◆ DIRECTIVE
Print the entries verbatim, leaving out the images they contain.
#### RECORDS FOR THIS TASK
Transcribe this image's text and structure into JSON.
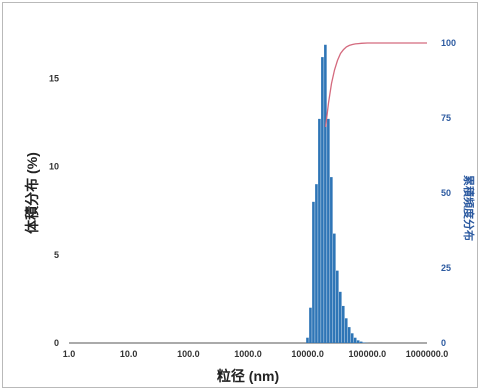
{
  "chart_data": {
    "type": "bar",
    "xlabel": "粒径 (nm)",
    "ylabel": "体積分布 (%)",
    "y2label": "累積頻度分布",
    "x_scale": "log",
    "xlim": [
      1,
      1000000
    ],
    "ylim": [
      0,
      17
    ],
    "y2lim": [
      0,
      100
    ],
    "x_ticks": [
      "1.0",
      "10.0",
      "100.0",
      "1000.0",
      "10000.0",
      "100000.0",
      "1000000.0"
    ],
    "y_ticks": [
      "0",
      "5",
      "10",
      "15"
    ],
    "y2_ticks": [
      "0",
      "25",
      "50",
      "75",
      "100"
    ],
    "grid": false,
    "colors": {
      "bars": "#2e75b6",
      "cumulative_line": "#d46a7e",
      "y2_axis": "#2c5aa0"
    },
    "series": [
      {
        "type": "bar",
        "x": [
          10000,
          11220,
          12589,
          14125,
          15849,
          17783,
          19953,
          22387,
          25119,
          28184,
          31623,
          35481,
          39811,
          44668,
          50119,
          56234,
          63096,
          70795,
          79433,
          89125,
          100000
        ],
        "values": [
          0.3,
          2.0,
          8.0,
          9.0,
          12.7,
          16.2,
          16.9,
          12.7,
          9.4,
          6.2,
          4.1,
          2.9,
          2.1,
          1.4,
          0.9,
          0.55,
          0.3,
          0.15,
          0.08,
          0.03,
          0.01
        ]
      },
      {
        "type": "line",
        "axis": "right",
        "x": [
          20000,
          22387,
          25119,
          28184,
          31623,
          35481,
          39811,
          44668,
          50119,
          56234,
          63096,
          70795,
          79433,
          100000,
          200000,
          500000,
          1000000
        ],
        "values": [
          72,
          80,
          86.5,
          91,
          94.2,
          96.5,
          97.8,
          98.7,
          99.2,
          99.5,
          99.7,
          99.8,
          99.9,
          100,
          100,
          100,
          100
        ]
      }
    ]
  }
}
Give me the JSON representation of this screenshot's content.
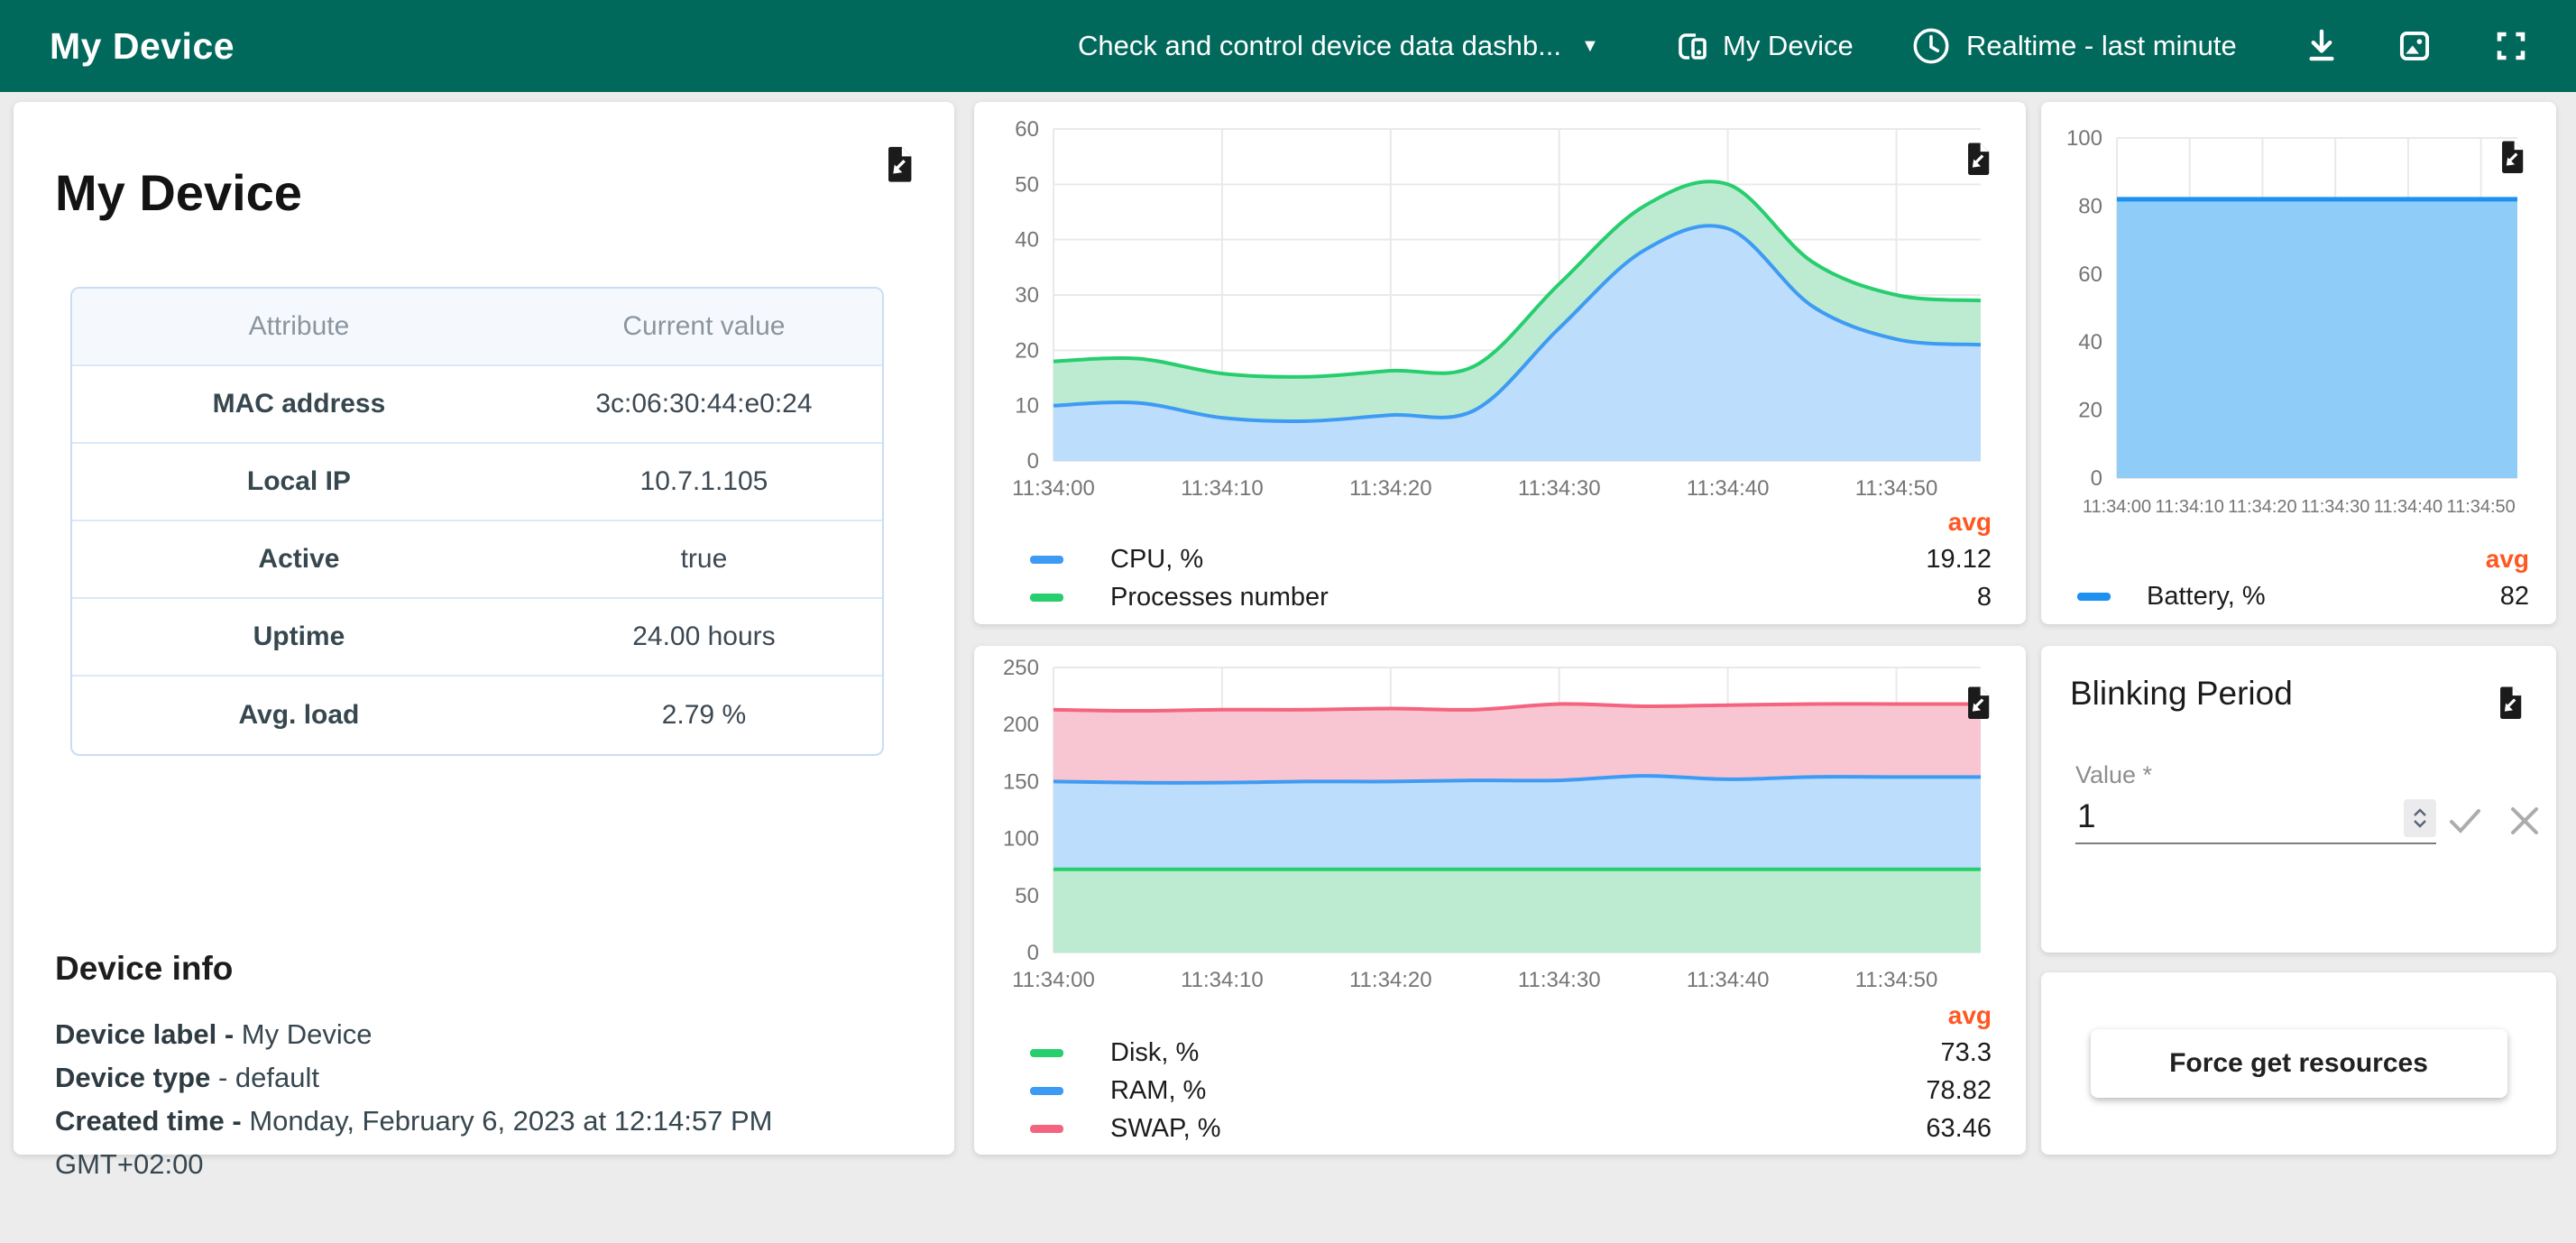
{
  "topbar": {
    "title": "My Device",
    "dashboard_select": "Check and control device data dashb...",
    "caret": "▼",
    "entity_label": "My Device",
    "time_window": "Realtime - last minute",
    "bg_color": "#01695C"
  },
  "device_card": {
    "title": "My Device",
    "table": {
      "headers": [
        "Attribute",
        "Current value"
      ],
      "rows": [
        {
          "attribute": "MAC address",
          "value": "3c:06:30:44:e0:24"
        },
        {
          "attribute": "Local IP",
          "value": "10.7.1.105"
        },
        {
          "attribute": "Active",
          "value": "true"
        },
        {
          "attribute": "Uptime",
          "value": "24.00 hours"
        },
        {
          "attribute": "Avg. load",
          "value": "2.79 %"
        }
      ]
    },
    "info": {
      "heading": "Device info",
      "lines": [
        {
          "label": "Device label - ",
          "value": "My Device"
        },
        {
          "label": "Device type",
          "value": "- default"
        },
        {
          "label": "Created time - ",
          "value": "Monday, February 6, 2023 at 12:14:57 PM GMT+02:00"
        }
      ]
    }
  },
  "blinking_card": {
    "title": "Blinking Period",
    "field_label": "Value *",
    "value": "1"
  },
  "force_card": {
    "button_label": "Force get resources"
  },
  "colors": {
    "avg_header": "#FF5722",
    "grid": "#E9E9E9",
    "axis_text": "#757575"
  },
  "chart_data": [
    {
      "type": "area",
      "stacked": true,
      "tmax": 55,
      "step": 5,
      "xtick_seconds": [
        0,
        10,
        20,
        30,
        40,
        50
      ],
      "xtick_labels": [
        "11:34:00",
        "11:34:10",
        "11:34:20",
        "11:34:30",
        "11:34:40",
        "11:34:50"
      ],
      "ylim": [
        0,
        60
      ],
      "yticks": [
        0,
        10,
        20,
        30,
        40,
        50,
        60
      ],
      "avg_label": "avg",
      "series": [
        {
          "name": "CPU, %",
          "avg": "19.12",
          "color": "#3E9BF4",
          "fill": "#BCDDFB",
          "values": [
            10,
            10.5,
            7.8,
            7.2,
            8.3,
            9.2,
            24,
            38,
            42,
            28,
            22,
            21
          ]
        },
        {
          "name": "Processes number",
          "avg": "8",
          "color": "#26CE6E",
          "fill": "#BDEBD1",
          "values": [
            8,
            8,
            8,
            8,
            8,
            8,
            8,
            8,
            8,
            8,
            8,
            8
          ]
        }
      ]
    },
    {
      "type": "area",
      "stacked": true,
      "tmax": 55,
      "step": 5,
      "xtick_seconds": [
        0,
        10,
        20,
        30,
        40,
        50
      ],
      "xtick_labels": [
        "11:34:00",
        "11:34:10",
        "11:34:20",
        "11:34:30",
        "11:34:40",
        "11:34:50"
      ],
      "ylim": [
        0,
        250
      ],
      "yticks": [
        0,
        50,
        100,
        150,
        200,
        250
      ],
      "avg_label": "avg",
      "series": [
        {
          "name": "Disk, %",
          "avg": "73.3",
          "color": "#26CE6E",
          "fill": "#BDEBD1",
          "values": [
            73,
            73,
            73,
            73,
            73,
            73,
            73,
            73,
            73,
            73,
            73,
            73
          ]
        },
        {
          "name": "RAM, %",
          "avg": "78.82",
          "color": "#3E9BF4",
          "fill": "#BCDDFB",
          "values": [
            77,
            76,
            76,
            77,
            77,
            78,
            78,
            82,
            79,
            81,
            81,
            81
          ]
        },
        {
          "name": "SWAP, %",
          "avg": "63.46",
          "color": "#F4647E",
          "fill": "#F8C6D2",
          "values": [
            63,
            63,
            64,
            63,
            64,
            62,
            67,
            61,
            65,
            64,
            64,
            64
          ]
        }
      ]
    },
    {
      "type": "area",
      "stacked": true,
      "tmax": 55,
      "step": 5,
      "xtick_seconds": [
        0,
        10,
        20,
        30,
        40,
        50
      ],
      "xtick_labels": [
        "11:34:00",
        "11:34:10",
        "11:34:20",
        "11:34:30",
        "11:34:40",
        "11:34:50"
      ],
      "ylim": [
        0,
        100
      ],
      "yticks": [
        0,
        20,
        40,
        60,
        80,
        100
      ],
      "avg_label": "avg",
      "series": [
        {
          "name": "Battery, %",
          "avg": "82",
          "color": "#1E90F0",
          "fill": "#8FCDF8",
          "values": [
            82,
            82,
            82,
            82,
            82,
            82,
            82,
            82,
            82,
            82,
            82,
            82
          ]
        }
      ]
    }
  ]
}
########
◆ RESULT BELOW
Transcribe this image's text and structure into JSON.
{
  "chart_data": {
    "type": "bar",
    "xlabel": "粒径 (nm)",
    "ylabel": "体積分布 (%)",
    "y2label": "累積頻度分布",
    "x_scale": "log",
    "xlim": [
      1,
      1000000
    ],
    "ylim": [
      0,
      17
    ],
    "y2lim": [
      0,
      100
    ],
    "x_ticks": [
      "1.0",
      "10.0",
      "100.0",
      "1000.0",
      "10000.0",
      "100000.0",
      "1000000.0"
    ],
    "y_ticks": [
      "0",
      "5",
      "10",
      "15"
    ],
    "y2_ticks": [
      "0",
      "25",
      "50",
      "75",
      "100"
    ],
    "grid": false,
    "colors": {
      "bars": "#2e75b6",
      "cumulative_line": "#d46a7e",
      "y2_axis": "#2c5aa0"
    },
    "series": [
      {
        "type": "bar",
        "x": [
          10000,
          11220,
          12589,
          14125,
          15849,
          17783,
          19953,
          22387,
          25119,
          28184,
          31623,
          35481,
          39811,
          44668,
          50119,
          56234,
          63096,
          70795,
          79433,
          89125,
          100000
        ],
        "values": [
          0.3,
          2.0,
          8.0,
          9.0,
          12.7,
          16.2,
          16.9,
          12.7,
          9.4,
          6.2,
          4.1,
          2.9,
          2.1,
          1.4,
          0.9,
          0.55,
          0.3,
          0.15,
          0.08,
          0.03,
          0.01
        ]
      },
      {
        "type": "line",
        "axis": "right",
        "x": [
          20000,
          22387,
          25119,
          28184,
          31623,
          35481,
          39811,
          44668,
          50119,
          56234,
          63096,
          70795,
          79433,
          100000,
          200000,
          500000,
          1000000
        ],
        "values": [
          72,
          80,
          86.5,
          91,
          94.2,
          96.5,
          97.8,
          98.7,
          99.2,
          99.5,
          99.7,
          99.8,
          99.9,
          100,
          100,
          100,
          100
        ]
      }
    ]
  }
}
Give me the JSON representation of this screenshot's content.
{
  "topbar": {
    "title": "My Device",
    "dashboard_select": "Check and control device data dashb...",
    "caret": "▼",
    "entity_label": "My Device",
    "time_window": "Realtime - last minute",
    "bg_color": "#01695C"
  },
  "device_card": {
    "title": "My Device",
    "table": {
      "headers": [
        "Attribute",
        "Current value"
      ],
      "rows": [
        {
          "attribute": "MAC address",
          "value": "3c:06:30:44:e0:24"
        },
        {
          "attribute": "Local IP",
          "value": "10.7.1.105"
        },
        {
          "attribute": "Active",
          "value": "true"
        },
        {
          "attribute": "Uptime",
          "value": "24.00 hours"
        },
        {
          "attribute": "Avg. load",
          "value": "2.79 %"
        }
      ]
    },
    "info": {
      "heading": "Device info",
      "lines": [
        {
          "label": "Device label - ",
          "value": "My Device"
        },
        {
          "label": "Device type",
          "value": "- default"
        },
        {
          "label": "Created time - ",
          "value": "Monday, February 6, 2023 at 12:14:57 PM GMT+02:00"
        }
      ]
    }
  },
  "blinking_card": {
    "title": "Blinking Period",
    "field_label": "Value *",
    "value": "1"
  },
  "force_card": {
    "button_label": "Force get resources"
  },
  "colors": {
    "avg_header": "#FF5722",
    "grid": "#E9E9E9",
    "axis_text": "#757575"
  },
  "chart_data": [
    {
      "type": "area",
      "stacked": true,
      "tmax": 55,
      "step": 5,
      "xtick_seconds": [
        0,
        10,
        20,
        30,
        40,
        50
      ],
      "xtick_labels": [
        "11:34:00",
        "11:34:10",
        "11:34:20",
        "11:34:30",
        "11:34:40",
        "11:34:50"
      ],
      "ylim": [
        0,
        60
      ],
      "yticks": [
        0,
        10,
        20,
        30,
        40,
        50,
        60
      ],
      "avg_label": "avg",
      "series": [
        {
          "name": "CPU, %",
          "avg": "19.12",
          "color": "#3E9BF4",
          "fill": "#BCDDFB",
          "values": [
            10,
            10.5,
            7.8,
            7.2,
            8.3,
            9.2,
            24,
            38,
            42,
            28,
            22,
            21
          ]
        },
        {
          "name": "Processes number",
          "avg": "8",
          "color": "#26CE6E",
          "fill": "#BDEBD1",
          "values": [
            8,
            8,
            8,
            8,
            8,
            8,
            8,
            8,
            8,
            8,
            8,
            8
          ]
        }
      ]
    },
    {
      "type": "area",
      "stacked": true,
      "tmax": 55,
      "step": 5,
      "xtick_seconds": [
        0,
        10,
        20,
        30,
        40,
        50
      ],
      "xtick_labels": [
        "11:34:00",
        "11:34:10",
        "11:34:20",
        "11:34:30",
        "11:34:40",
        "11:34:50"
      ],
      "ylim": [
        0,
        250
      ],
      "yticks": [
        0,
        50,
        100,
        150,
        200,
        250
      ],
      "avg_label": "avg",
      "series": [
        {
          "name": "Disk, %",
          "avg": "73.3",
          "color": "#26CE6E",
          "fill": "#BDEBD1",
          "values": [
            73,
            73,
            73,
            73,
            73,
            73,
            73,
            73,
            73,
            73,
            73,
            73
          ]
        },
        {
          "name": "RAM, %",
          "avg": "78.82",
          "color": "#3E9BF4",
          "fill": "#BCDDFB",
          "values": [
            77,
            76,
            76,
            77,
            77,
            78,
            78,
            82,
            79,
            81,
            81,
            81
          ]
        },
        {
          "name": "SWAP, %",
          "avg": "63.46",
          "color": "#F4647E",
          "fill": "#F8C6D2",
          "values": [
            63,
            63,
            64,
            63,
            64,
            62,
            67,
            61,
            65,
            64,
            64,
            64
          ]
        }
      ]
    },
    {
      "type": "area",
      "stacked": true,
      "tmax": 55,
      "step": 5,
      "xtick_seconds": [
        0,
        10,
        20,
        30,
        40,
        50
      ],
      "xtick_labels": [
        "11:34:00",
        "11:34:10",
        "11:34:20",
        "11:34:30",
        "11:34:40",
        "11:34:50"
      ],
      "ylim": [
        0,
        100
      ],
      "yticks": [
        0,
        20,
        40,
        60,
        80,
        100
      ],
      "avg_label": "avg",
      "series": [
        {
          "name": "Battery, %",
          "avg": "82",
          "color": "#1E90F0",
          "fill": "#8FCDF8",
          "values": [
            82,
            82,
            82,
            82,
            82,
            82,
            82,
            82,
            82,
            82,
            82,
            82
          ]
        }
      ]
    }
  ]
}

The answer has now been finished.